WORK INSTRUCTIONS:
Your task is to give the listing below back word for word, pictures excluded.

Dataset items:

━━━━━━━━━━━━━━━━━━━━

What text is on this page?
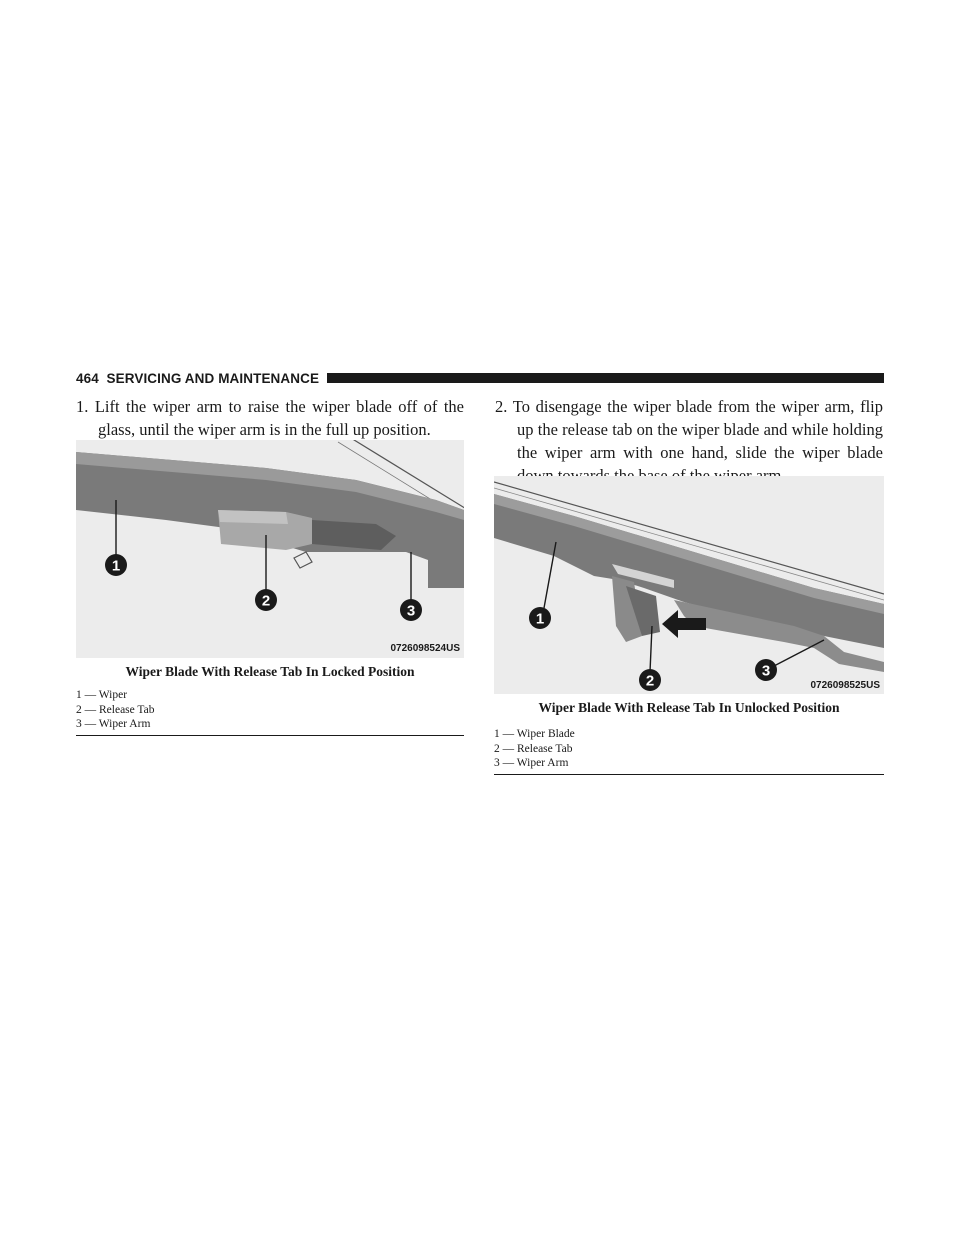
464 SERVICING AND MAINTENANCE

1. Lift the wiper arm to raise the wiper blade off of the glass, until the wiper arm is in the full up position.

2. To disengage the wiper blade from the wiper arm, flip up the release tab on the wiper blade and while holding the wiper arm with one hand, slide the wiper blade

1
2
3
0726098524US
1
2
3
0726098525US

Wiper Blade With Release Tab In Locked Position

Wiper Blade With Release Tab In Unlocked Position

1 — Wiper
2 — Release Tab
3 — Wiper Arm
1 — Wiper Blade
2 — Release Tab
3 — Wiper Arm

━━━━━━━━━━━━━━━━━━━━

RESULT BELOW:
What text is on this page?
464 SERVICING AND MAINTENANCE

1. Lift the wiper arm to raise the wiper blade off of the glass, until the wiper arm is in the full up position.

2. To disengage the wiper blade from the wiper arm, flip up the release tab on the wiper blade and while holding the wiper arm with one hand, slide the wiper blade

1
2
3
0726098524US
1
2
3
0726098525US

Wiper Blade With Release Tab In Locked Position

Wiper Blade With Release Tab In Unlocked Position

1 — Wiper
2 — Release Tab
3 — Wiper Arm
1 — Wiper Blade
2 — Release Tab
3 — Wiper Arm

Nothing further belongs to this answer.